→ **PROBLEM**: Write out the line with "OCR this image." and every later line through the end of the data below, exactly as given, with no pictures in the copy.

====== RECORDED INFORMATION ======

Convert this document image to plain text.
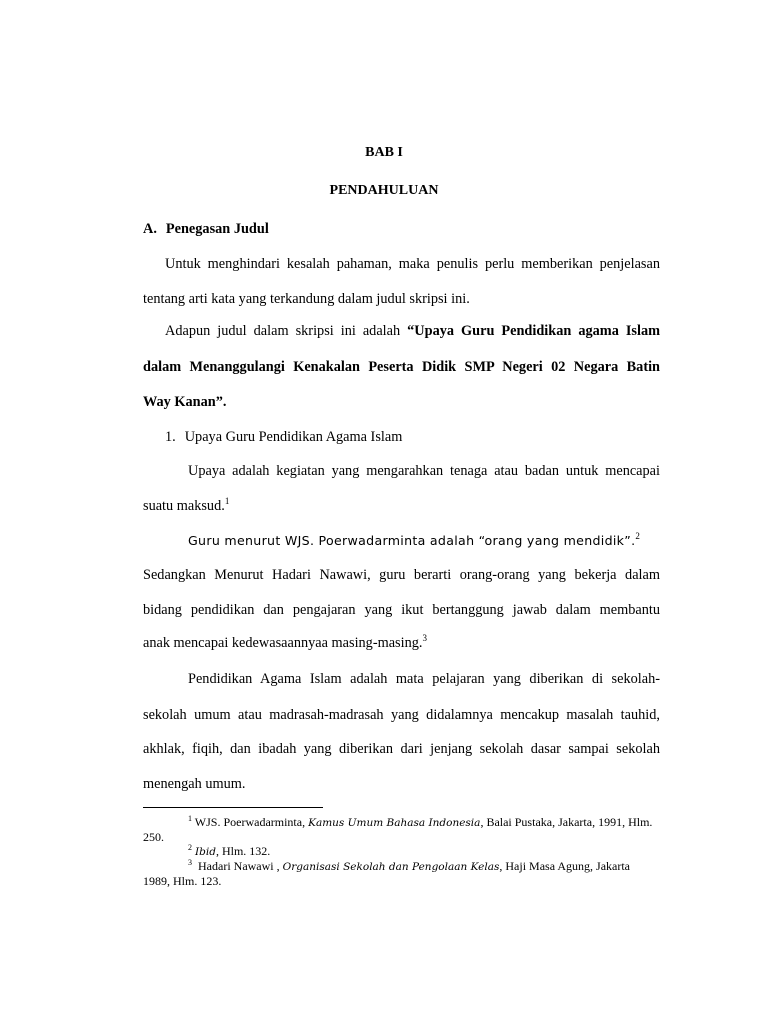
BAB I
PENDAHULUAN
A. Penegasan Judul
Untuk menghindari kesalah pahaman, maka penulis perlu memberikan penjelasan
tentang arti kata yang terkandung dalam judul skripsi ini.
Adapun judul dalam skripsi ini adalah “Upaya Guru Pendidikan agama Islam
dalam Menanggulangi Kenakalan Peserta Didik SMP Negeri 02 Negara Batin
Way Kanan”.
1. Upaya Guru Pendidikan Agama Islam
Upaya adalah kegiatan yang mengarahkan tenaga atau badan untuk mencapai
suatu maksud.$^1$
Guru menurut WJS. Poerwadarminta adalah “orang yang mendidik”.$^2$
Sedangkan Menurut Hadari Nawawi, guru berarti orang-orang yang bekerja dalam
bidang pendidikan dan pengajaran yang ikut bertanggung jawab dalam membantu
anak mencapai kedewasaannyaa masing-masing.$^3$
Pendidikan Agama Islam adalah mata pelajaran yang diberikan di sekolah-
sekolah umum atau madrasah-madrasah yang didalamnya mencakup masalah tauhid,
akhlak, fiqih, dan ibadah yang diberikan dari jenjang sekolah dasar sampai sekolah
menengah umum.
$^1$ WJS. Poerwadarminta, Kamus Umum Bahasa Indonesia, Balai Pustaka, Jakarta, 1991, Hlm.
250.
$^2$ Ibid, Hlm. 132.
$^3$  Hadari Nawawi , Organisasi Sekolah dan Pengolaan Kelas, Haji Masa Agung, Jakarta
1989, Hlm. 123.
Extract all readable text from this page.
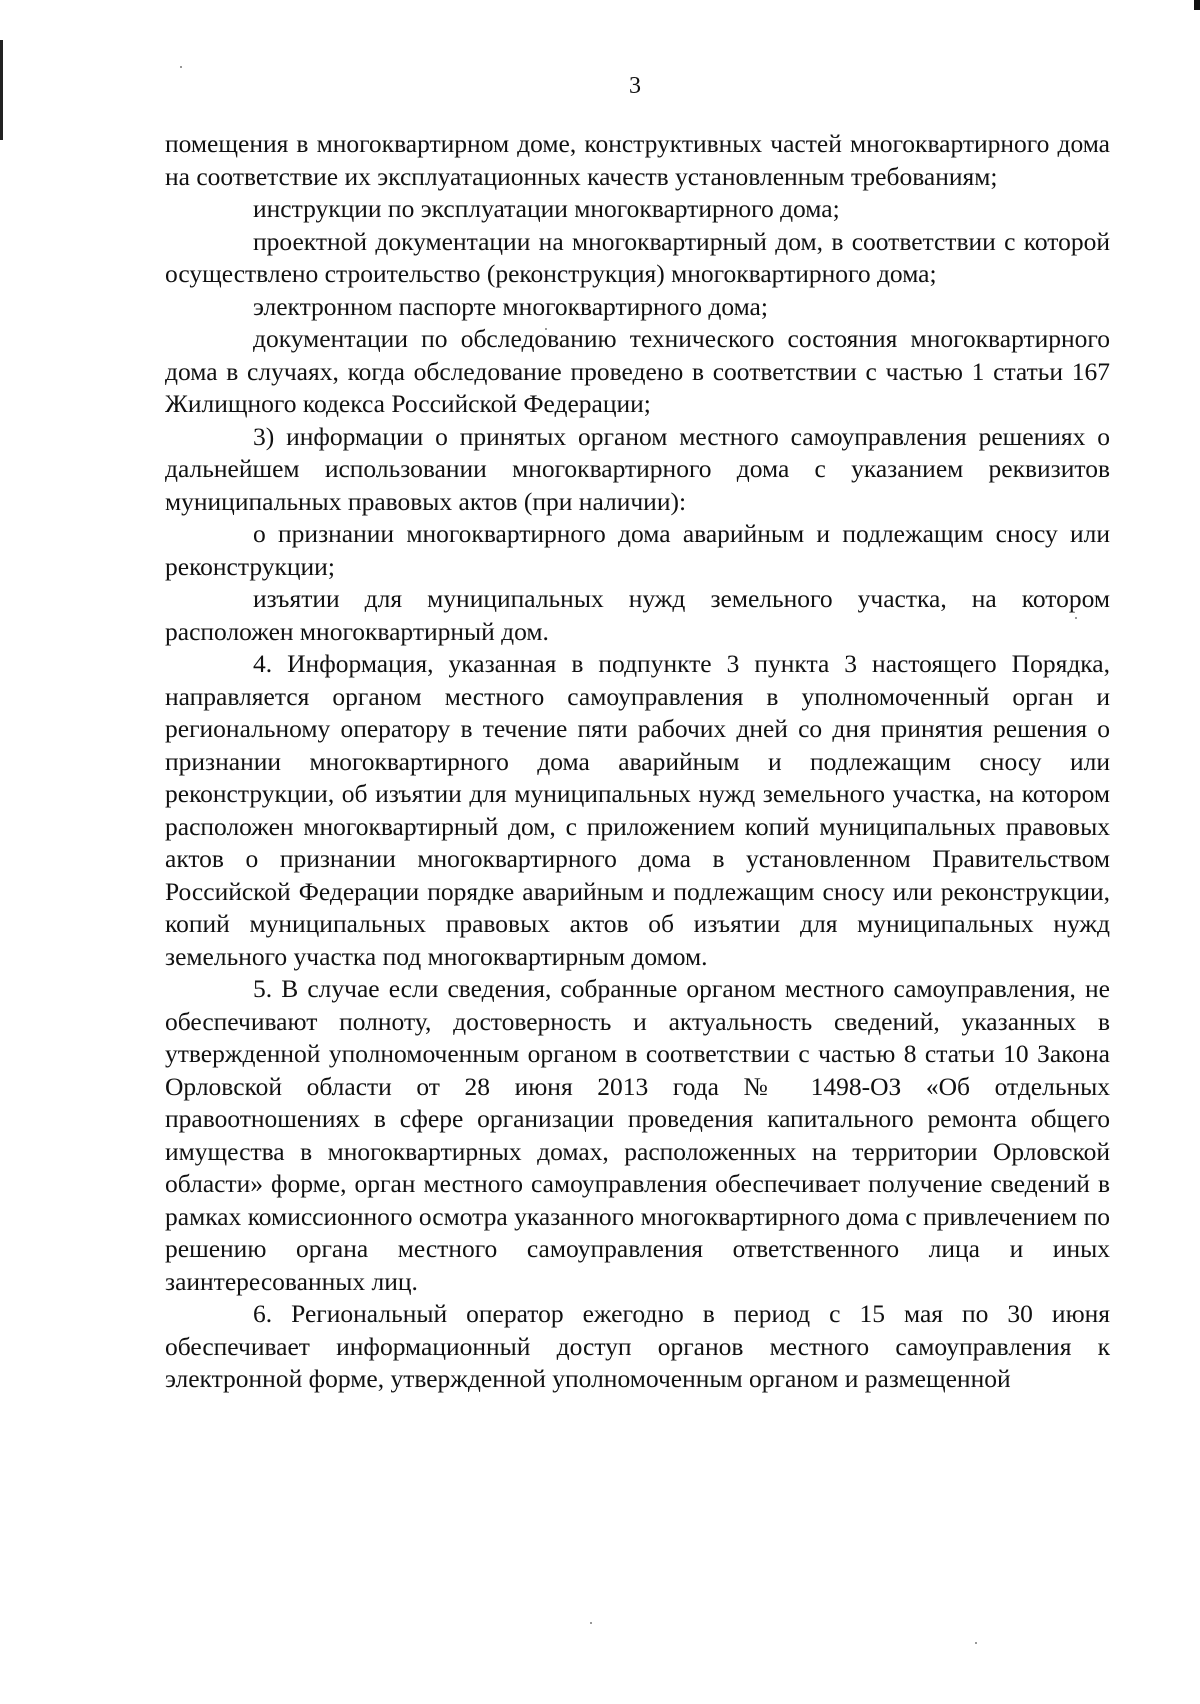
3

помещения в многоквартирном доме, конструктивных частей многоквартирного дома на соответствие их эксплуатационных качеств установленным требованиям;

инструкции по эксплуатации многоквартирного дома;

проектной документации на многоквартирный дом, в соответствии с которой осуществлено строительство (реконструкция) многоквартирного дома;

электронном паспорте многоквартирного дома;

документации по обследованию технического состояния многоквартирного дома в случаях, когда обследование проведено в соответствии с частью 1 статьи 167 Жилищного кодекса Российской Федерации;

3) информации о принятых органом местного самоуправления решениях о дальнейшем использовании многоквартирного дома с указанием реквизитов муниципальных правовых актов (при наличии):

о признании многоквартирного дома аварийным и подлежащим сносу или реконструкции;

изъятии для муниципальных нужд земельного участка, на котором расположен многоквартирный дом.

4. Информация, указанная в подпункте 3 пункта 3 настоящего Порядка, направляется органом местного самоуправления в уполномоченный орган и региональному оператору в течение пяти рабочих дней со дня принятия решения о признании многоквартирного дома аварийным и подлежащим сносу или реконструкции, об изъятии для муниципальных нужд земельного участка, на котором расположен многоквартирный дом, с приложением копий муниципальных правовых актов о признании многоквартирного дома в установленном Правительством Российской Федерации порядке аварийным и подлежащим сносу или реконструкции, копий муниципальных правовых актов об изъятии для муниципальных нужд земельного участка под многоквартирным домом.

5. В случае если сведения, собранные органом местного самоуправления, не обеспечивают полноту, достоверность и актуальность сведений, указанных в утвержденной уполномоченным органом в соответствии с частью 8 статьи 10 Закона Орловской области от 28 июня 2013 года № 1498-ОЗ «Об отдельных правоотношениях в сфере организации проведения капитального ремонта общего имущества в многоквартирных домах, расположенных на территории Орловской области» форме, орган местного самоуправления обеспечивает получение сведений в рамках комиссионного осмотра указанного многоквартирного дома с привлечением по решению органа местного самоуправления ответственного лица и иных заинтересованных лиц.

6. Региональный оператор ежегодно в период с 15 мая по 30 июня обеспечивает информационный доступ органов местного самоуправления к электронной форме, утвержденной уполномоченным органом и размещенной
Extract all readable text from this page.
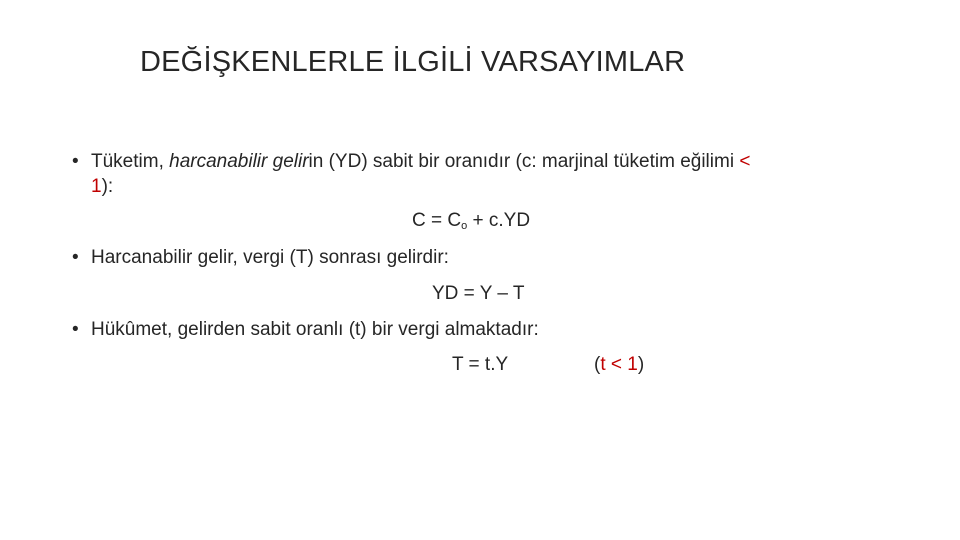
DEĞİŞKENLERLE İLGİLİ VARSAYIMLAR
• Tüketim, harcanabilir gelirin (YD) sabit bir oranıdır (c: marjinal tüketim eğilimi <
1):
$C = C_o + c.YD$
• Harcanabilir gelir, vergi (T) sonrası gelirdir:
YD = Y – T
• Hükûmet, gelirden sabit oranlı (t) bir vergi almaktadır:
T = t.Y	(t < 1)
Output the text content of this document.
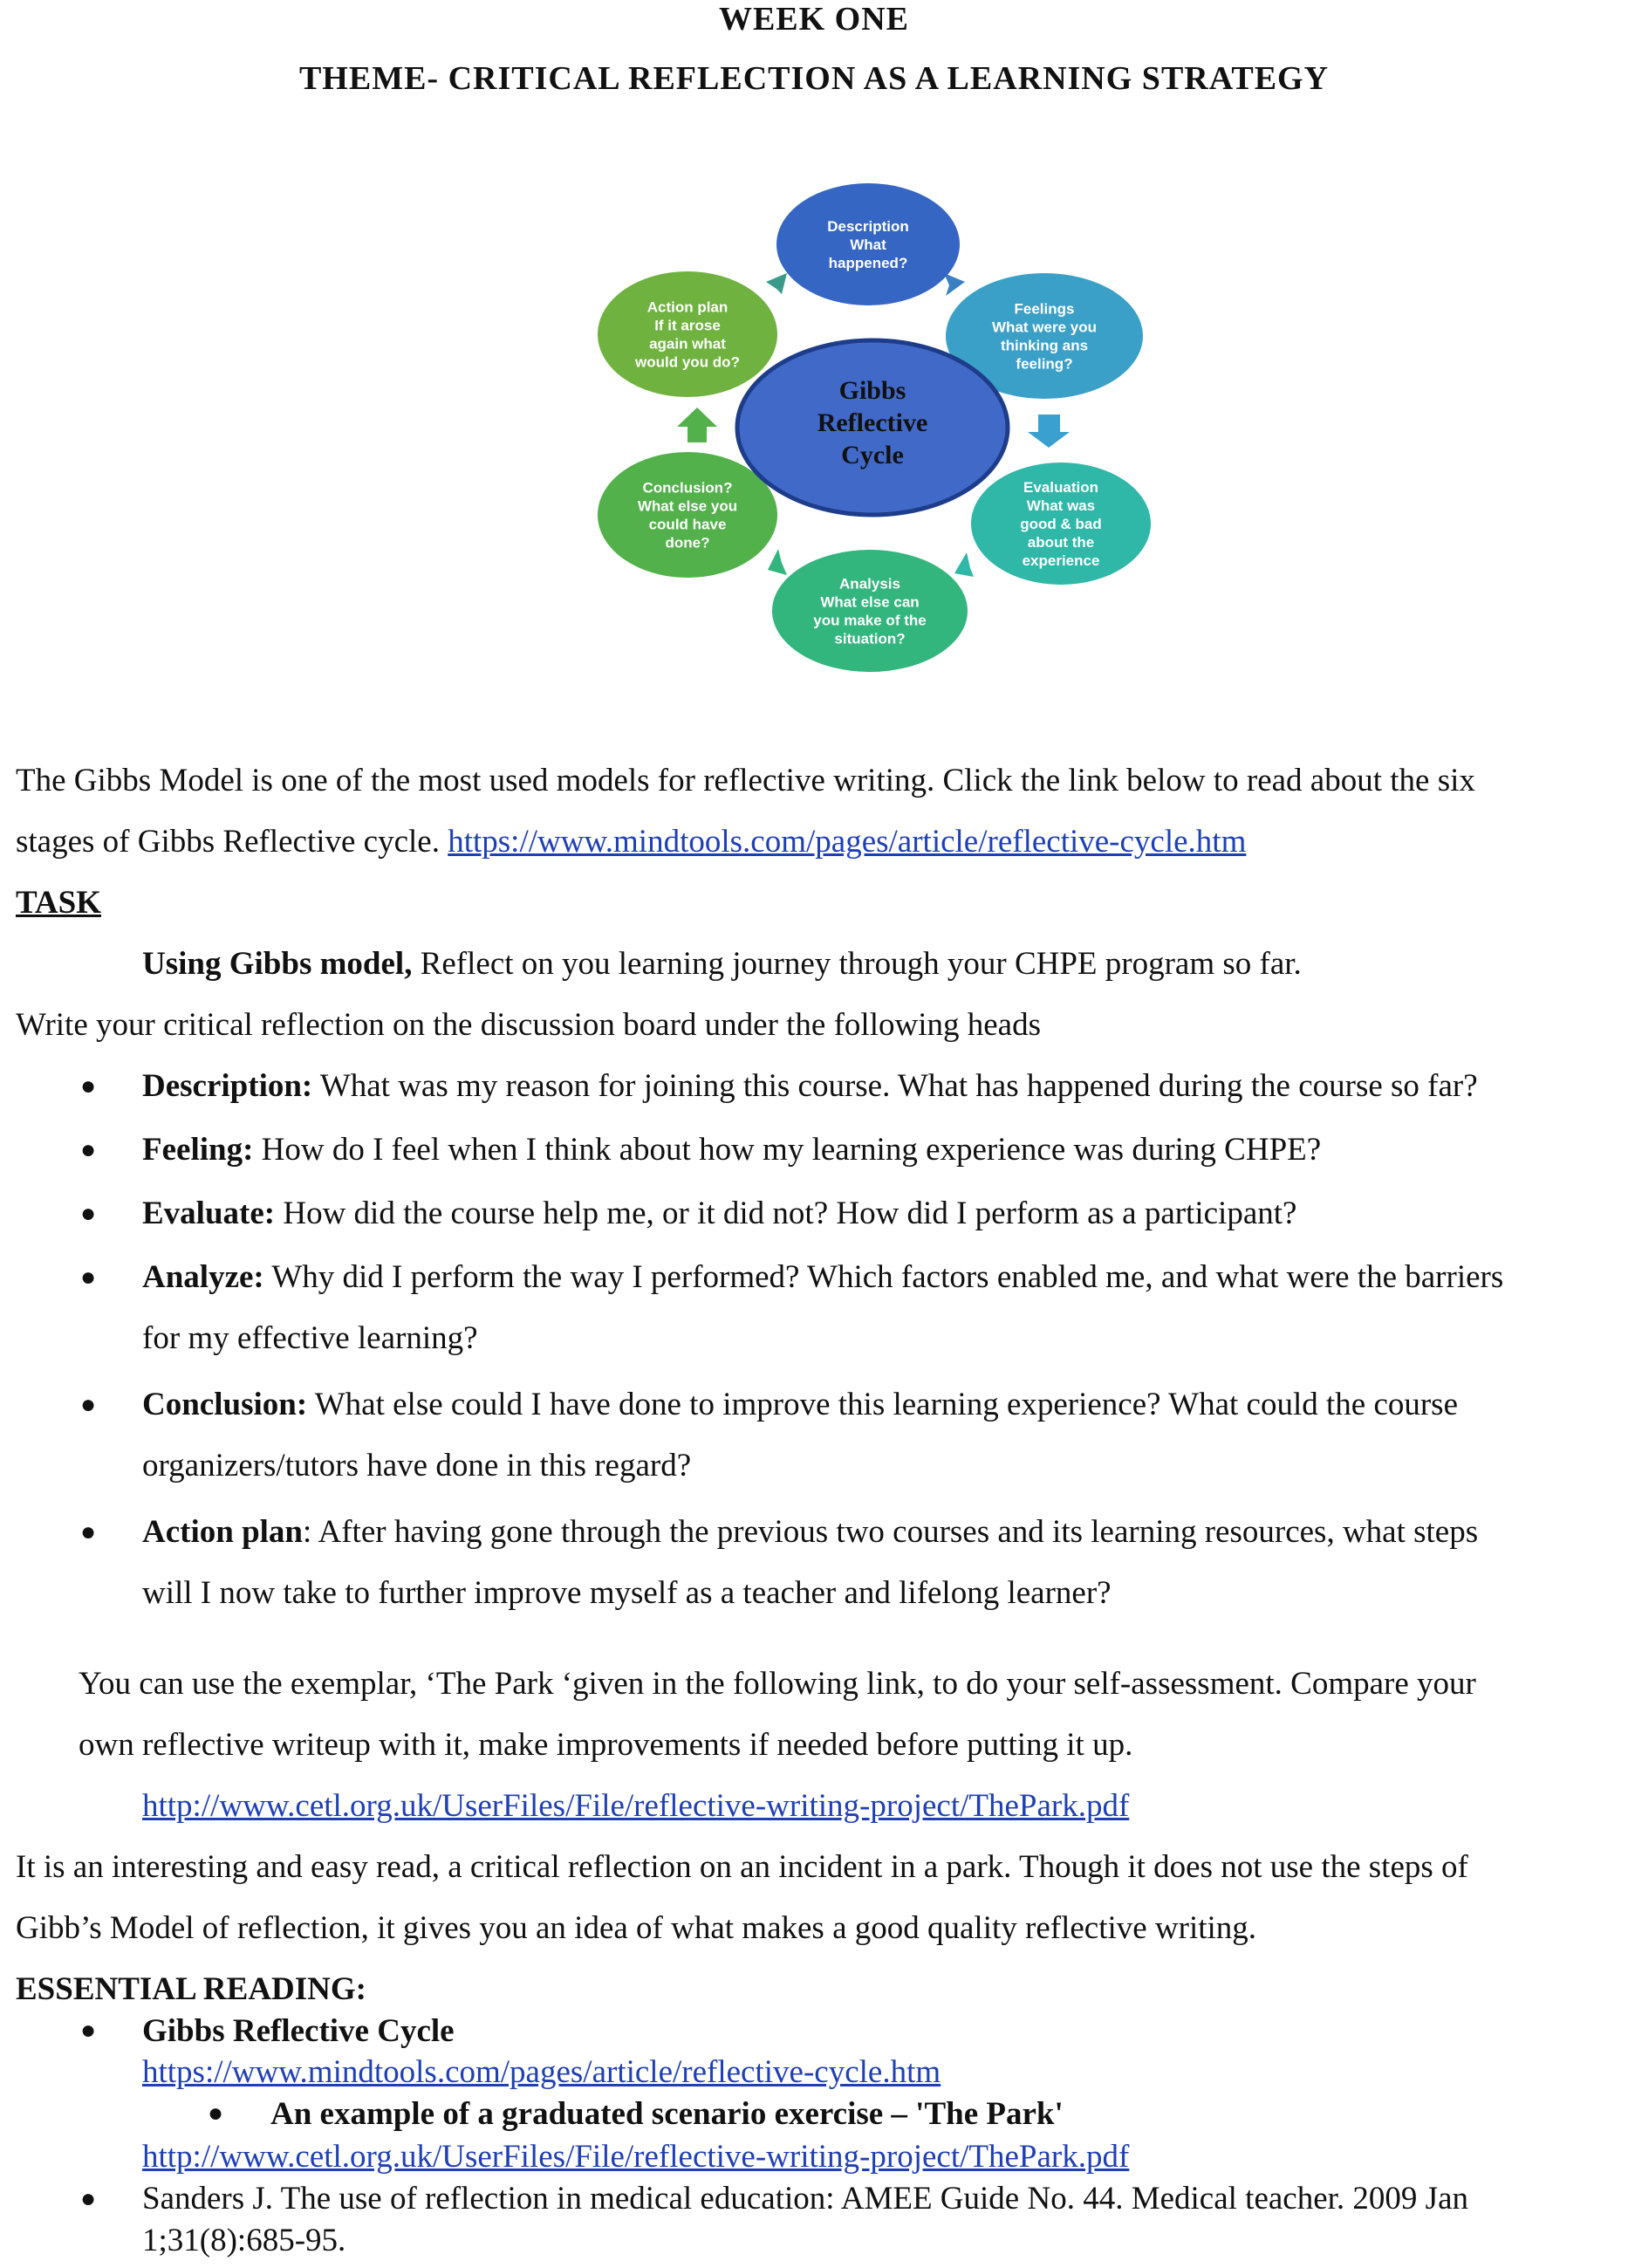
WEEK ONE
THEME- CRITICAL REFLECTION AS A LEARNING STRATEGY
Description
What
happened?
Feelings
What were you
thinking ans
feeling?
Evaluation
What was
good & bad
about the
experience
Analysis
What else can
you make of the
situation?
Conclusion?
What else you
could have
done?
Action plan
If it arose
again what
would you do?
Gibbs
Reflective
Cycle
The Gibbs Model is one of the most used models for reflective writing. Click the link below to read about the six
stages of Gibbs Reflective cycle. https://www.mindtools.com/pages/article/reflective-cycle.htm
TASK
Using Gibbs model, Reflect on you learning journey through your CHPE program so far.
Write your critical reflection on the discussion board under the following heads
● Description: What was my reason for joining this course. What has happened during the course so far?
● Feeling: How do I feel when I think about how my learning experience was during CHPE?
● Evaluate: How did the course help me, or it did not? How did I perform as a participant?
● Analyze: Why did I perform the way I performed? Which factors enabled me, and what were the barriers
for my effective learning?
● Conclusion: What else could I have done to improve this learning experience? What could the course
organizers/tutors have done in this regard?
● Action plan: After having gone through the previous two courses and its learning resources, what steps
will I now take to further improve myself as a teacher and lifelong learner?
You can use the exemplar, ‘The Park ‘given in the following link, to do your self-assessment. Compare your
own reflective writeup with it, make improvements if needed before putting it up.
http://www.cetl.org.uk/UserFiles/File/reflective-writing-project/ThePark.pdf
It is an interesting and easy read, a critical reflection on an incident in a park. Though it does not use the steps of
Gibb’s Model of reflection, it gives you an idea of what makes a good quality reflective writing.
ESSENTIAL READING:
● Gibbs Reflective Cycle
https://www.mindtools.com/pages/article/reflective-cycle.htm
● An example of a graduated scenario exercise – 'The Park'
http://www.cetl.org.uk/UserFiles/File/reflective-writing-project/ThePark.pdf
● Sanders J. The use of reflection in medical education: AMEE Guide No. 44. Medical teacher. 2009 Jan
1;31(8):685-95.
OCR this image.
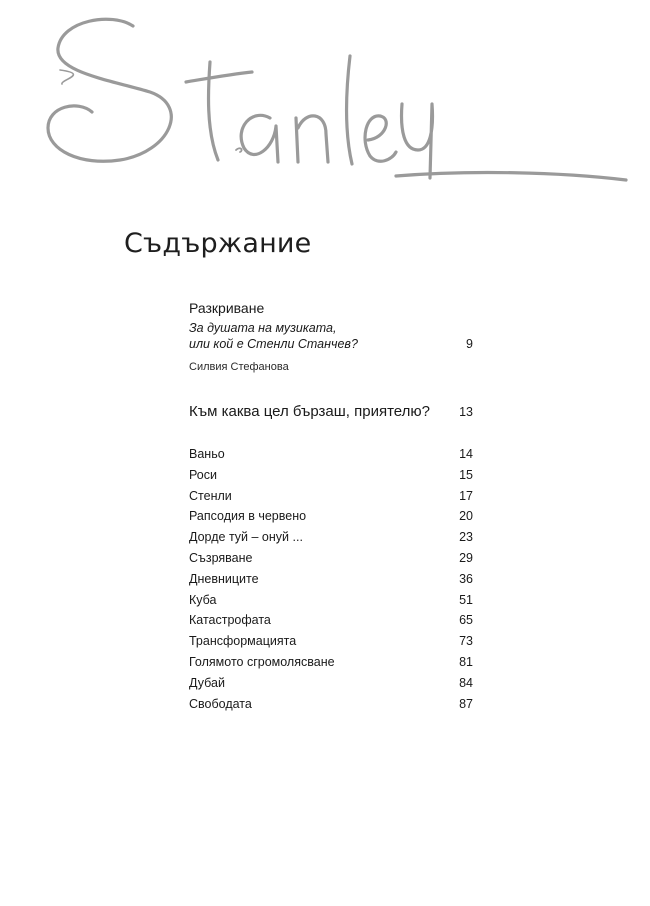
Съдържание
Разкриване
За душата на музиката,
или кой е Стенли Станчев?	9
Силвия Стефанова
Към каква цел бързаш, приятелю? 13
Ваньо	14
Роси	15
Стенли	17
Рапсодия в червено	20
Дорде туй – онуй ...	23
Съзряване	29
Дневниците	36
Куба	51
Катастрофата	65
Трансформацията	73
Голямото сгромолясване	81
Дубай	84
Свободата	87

======

→ **SOLUTION TO THIS EXERCISE**:
OCR this image.
Съдържание
Разкриване
За душата на музиката,
или кой е Стенли Станчев?	9
Силвия Стефанова
Към каква цел бързаш, приятелю? 13
Ваньо	14
Роси	15
Стенли	17
Рапсодия в червено	20
Дорде туй – онуй ...	23
Съзряване	29
Дневниците	36
Куба	51
Катастрофата	65
Трансформацията	73
Голямото сгромолясване	81
Дубай	84
Свободата	87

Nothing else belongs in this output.